* TASK OBJECTIVE: Give the number of lines below that contain "must", with no other output.

* BEGIN SUPPLIED RECORDS *

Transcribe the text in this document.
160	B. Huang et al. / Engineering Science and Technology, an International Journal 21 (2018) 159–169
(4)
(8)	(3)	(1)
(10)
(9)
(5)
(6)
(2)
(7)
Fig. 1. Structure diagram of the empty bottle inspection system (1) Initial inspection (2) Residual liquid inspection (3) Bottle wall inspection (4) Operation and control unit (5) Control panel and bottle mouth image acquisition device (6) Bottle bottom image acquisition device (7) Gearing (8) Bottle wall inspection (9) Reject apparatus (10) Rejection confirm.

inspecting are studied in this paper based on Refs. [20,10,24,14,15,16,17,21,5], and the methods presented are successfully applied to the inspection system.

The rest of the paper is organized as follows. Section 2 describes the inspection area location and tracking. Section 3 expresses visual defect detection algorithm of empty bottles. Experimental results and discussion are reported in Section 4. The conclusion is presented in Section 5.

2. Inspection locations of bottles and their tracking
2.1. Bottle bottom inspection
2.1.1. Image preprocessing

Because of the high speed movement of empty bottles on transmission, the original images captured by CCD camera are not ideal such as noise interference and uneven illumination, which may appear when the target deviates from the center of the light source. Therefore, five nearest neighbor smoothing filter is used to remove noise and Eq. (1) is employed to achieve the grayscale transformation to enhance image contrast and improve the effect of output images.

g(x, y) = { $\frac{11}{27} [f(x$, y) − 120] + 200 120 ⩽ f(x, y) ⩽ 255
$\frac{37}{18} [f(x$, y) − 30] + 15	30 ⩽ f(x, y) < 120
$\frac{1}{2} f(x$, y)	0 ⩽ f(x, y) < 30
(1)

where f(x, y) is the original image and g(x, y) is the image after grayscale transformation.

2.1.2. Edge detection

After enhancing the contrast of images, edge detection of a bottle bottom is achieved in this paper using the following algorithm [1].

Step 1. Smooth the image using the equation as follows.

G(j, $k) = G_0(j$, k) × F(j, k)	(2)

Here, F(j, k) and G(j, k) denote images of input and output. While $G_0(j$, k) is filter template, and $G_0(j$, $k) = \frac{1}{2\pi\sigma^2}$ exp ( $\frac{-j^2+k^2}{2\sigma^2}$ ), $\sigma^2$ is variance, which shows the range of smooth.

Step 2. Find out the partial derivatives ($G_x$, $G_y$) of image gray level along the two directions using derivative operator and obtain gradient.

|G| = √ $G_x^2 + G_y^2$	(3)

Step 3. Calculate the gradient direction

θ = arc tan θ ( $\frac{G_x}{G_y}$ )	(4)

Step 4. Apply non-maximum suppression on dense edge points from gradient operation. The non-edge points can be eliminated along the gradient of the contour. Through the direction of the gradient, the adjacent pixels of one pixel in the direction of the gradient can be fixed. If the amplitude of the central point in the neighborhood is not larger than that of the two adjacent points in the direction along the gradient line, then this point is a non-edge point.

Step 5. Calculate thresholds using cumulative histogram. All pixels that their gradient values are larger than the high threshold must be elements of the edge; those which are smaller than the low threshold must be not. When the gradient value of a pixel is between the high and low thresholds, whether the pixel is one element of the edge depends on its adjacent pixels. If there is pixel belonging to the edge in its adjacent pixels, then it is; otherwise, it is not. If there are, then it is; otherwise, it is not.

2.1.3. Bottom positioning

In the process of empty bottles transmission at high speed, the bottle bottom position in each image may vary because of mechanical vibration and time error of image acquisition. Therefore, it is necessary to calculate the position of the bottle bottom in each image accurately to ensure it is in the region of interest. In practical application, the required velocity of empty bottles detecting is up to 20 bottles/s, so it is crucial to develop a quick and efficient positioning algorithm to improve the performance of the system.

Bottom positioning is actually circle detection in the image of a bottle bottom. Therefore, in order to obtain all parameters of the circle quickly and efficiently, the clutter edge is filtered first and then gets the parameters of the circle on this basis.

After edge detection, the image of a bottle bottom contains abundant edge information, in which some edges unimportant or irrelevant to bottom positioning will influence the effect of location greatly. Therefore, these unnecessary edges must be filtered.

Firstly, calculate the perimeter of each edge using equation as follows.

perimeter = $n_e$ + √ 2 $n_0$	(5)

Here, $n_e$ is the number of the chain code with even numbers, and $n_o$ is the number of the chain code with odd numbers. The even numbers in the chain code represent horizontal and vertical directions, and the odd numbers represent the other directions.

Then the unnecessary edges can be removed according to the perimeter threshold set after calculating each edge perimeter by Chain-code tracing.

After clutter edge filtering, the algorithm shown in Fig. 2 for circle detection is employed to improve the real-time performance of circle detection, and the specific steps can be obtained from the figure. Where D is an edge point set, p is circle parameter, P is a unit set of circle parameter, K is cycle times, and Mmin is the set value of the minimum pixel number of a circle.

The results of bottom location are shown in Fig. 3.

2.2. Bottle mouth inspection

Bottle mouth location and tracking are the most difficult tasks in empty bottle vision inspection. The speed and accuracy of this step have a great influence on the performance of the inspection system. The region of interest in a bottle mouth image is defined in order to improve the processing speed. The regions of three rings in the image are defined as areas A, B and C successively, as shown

* END SUPPLIED RECORDS *

* SOLVED PROBLEM: 2